Find and copy lines holding "invent".

__RECORDS FOR THE TASK__
━━━━━━━━━━━━━━━━

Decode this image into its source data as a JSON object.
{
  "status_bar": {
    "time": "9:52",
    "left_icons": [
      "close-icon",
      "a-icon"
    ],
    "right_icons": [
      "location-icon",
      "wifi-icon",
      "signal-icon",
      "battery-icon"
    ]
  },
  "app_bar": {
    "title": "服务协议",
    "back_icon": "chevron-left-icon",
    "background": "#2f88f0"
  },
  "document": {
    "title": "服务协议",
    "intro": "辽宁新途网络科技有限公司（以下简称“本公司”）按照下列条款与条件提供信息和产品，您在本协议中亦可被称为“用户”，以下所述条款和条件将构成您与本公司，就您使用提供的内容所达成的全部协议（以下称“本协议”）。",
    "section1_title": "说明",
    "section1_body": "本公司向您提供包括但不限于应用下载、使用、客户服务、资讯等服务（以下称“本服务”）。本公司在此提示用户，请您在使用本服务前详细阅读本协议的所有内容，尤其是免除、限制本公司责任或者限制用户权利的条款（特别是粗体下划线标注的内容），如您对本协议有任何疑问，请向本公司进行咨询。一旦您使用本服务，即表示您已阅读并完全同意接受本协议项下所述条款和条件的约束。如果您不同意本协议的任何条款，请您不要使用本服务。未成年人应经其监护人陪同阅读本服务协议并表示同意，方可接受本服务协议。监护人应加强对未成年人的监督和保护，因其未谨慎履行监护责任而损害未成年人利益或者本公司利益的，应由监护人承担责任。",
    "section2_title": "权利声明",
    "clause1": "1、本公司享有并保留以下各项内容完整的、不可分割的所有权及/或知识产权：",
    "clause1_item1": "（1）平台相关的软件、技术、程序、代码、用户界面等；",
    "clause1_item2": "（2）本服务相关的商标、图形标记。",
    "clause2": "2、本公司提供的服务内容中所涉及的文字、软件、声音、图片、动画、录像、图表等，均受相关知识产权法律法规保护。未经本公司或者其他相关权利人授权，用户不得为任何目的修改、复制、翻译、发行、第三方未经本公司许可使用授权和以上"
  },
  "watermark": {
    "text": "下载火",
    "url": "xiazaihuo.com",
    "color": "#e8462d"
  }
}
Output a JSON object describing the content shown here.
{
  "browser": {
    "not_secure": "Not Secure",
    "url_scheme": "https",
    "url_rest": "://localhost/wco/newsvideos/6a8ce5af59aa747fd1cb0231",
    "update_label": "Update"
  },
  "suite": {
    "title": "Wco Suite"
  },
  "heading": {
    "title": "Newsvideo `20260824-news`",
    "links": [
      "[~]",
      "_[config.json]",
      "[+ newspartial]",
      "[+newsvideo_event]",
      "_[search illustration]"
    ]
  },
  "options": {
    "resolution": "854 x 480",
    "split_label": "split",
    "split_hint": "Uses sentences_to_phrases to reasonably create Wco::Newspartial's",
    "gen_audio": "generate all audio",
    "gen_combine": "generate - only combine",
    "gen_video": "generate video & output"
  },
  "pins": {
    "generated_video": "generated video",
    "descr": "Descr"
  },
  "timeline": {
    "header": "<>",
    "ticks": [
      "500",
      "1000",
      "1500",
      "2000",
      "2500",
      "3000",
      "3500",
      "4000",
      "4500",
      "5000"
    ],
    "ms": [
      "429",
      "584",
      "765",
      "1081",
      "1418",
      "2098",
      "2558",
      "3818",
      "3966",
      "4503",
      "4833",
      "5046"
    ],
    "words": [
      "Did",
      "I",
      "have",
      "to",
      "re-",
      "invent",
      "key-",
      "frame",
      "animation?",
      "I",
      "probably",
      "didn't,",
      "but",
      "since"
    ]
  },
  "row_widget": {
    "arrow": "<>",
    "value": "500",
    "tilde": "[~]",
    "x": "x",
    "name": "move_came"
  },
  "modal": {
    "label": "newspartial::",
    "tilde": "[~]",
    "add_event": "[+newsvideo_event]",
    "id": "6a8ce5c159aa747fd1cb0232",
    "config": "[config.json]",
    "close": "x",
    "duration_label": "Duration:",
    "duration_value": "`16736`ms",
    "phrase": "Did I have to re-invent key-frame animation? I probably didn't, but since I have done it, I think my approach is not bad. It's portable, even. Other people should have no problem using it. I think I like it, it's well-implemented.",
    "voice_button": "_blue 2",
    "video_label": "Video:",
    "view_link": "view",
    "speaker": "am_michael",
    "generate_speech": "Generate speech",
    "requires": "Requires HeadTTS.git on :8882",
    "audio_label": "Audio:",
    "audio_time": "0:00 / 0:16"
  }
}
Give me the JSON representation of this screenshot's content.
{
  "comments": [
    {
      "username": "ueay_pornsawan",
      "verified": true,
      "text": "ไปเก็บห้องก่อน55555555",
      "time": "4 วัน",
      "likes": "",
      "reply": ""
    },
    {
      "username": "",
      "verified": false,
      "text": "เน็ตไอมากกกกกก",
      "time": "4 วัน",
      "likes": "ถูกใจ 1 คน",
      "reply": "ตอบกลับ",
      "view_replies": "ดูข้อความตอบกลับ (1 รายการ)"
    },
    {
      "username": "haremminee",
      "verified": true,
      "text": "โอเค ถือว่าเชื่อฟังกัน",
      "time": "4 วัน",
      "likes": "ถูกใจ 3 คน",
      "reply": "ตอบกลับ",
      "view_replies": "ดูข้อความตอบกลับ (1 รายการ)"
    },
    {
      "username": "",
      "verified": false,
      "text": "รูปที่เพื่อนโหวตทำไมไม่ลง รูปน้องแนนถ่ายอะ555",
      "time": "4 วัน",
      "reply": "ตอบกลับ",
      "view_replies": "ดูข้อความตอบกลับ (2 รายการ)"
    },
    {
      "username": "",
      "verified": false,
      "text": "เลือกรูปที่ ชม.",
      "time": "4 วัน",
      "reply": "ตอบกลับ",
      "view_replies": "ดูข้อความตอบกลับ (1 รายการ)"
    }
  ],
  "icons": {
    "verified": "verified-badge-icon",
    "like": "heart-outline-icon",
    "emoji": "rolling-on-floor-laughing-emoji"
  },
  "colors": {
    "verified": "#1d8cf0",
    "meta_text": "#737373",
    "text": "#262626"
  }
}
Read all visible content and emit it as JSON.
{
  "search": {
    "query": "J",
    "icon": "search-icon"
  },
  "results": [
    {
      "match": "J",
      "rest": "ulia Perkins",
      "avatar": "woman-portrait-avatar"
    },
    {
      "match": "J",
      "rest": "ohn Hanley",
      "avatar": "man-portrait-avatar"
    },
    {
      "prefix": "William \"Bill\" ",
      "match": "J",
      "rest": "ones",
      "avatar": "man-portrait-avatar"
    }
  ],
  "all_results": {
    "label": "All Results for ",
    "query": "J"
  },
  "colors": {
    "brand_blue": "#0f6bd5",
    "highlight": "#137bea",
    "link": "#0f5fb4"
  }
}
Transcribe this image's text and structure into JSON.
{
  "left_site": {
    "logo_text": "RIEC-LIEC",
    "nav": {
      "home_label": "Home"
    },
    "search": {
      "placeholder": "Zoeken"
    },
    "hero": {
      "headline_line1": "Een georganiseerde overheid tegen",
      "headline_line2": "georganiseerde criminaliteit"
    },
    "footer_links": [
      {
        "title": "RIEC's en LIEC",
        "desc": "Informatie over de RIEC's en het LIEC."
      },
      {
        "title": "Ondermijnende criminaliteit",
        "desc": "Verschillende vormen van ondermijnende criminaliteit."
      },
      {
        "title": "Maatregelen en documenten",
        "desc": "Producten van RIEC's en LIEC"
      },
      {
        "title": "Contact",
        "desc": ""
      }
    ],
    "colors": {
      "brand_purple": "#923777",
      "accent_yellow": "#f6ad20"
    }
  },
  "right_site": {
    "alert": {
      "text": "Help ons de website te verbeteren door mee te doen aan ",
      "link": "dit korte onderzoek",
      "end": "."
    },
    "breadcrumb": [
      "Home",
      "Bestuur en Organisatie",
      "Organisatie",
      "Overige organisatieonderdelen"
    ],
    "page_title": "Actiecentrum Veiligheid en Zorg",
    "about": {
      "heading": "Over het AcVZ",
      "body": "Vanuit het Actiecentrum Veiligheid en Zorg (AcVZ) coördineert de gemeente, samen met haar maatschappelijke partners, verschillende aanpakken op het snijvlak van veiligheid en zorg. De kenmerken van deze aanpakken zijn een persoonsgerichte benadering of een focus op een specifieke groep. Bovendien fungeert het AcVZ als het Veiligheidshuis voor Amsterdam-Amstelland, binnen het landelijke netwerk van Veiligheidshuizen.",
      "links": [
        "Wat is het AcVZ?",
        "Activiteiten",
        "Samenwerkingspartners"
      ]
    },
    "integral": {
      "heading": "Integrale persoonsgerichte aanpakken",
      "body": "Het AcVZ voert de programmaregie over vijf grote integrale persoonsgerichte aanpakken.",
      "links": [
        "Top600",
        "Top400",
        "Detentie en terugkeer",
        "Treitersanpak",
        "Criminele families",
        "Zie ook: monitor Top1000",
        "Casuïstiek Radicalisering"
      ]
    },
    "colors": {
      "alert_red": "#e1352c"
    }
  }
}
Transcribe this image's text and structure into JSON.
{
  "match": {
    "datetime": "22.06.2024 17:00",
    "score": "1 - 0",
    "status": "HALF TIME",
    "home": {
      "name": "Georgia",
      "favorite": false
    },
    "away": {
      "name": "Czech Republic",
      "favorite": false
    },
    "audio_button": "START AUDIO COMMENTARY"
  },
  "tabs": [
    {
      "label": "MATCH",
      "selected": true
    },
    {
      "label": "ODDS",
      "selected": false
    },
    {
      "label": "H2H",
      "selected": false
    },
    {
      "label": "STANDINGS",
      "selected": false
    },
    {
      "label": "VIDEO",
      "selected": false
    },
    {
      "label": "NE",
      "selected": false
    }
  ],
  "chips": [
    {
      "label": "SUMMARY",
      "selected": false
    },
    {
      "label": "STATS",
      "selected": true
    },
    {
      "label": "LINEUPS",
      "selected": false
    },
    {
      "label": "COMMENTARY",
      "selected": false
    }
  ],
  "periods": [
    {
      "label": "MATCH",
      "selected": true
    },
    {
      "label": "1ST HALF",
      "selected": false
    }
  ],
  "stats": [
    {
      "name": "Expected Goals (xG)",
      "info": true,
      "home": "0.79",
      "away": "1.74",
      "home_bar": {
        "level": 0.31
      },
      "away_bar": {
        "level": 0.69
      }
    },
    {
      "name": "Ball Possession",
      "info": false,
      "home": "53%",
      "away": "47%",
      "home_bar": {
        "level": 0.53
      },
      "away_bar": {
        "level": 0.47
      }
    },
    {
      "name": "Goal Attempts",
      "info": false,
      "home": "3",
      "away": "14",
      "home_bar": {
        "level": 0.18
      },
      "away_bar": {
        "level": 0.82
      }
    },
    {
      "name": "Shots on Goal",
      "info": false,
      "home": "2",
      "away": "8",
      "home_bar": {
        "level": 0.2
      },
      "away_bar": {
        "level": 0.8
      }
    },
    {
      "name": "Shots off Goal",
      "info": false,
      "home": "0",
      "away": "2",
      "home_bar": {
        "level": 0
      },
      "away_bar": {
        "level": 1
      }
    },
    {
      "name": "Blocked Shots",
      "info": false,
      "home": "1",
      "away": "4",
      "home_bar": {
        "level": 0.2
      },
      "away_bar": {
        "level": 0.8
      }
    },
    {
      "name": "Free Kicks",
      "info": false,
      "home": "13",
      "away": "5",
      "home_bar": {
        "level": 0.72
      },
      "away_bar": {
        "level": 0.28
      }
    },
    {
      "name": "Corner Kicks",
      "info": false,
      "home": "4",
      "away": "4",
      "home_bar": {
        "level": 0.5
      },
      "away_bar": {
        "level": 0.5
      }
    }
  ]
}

━━━━━━━━━━━━━━━━

__EXERCISE ANSWER__
      "invent",
    "phrase": "Did I have to re-invent key-frame animation? I probably didn't, but since I have done it, I think my approach is not bad. It's portable, even. Other people should have no problem using it. I think I like it, it's well-implemented.",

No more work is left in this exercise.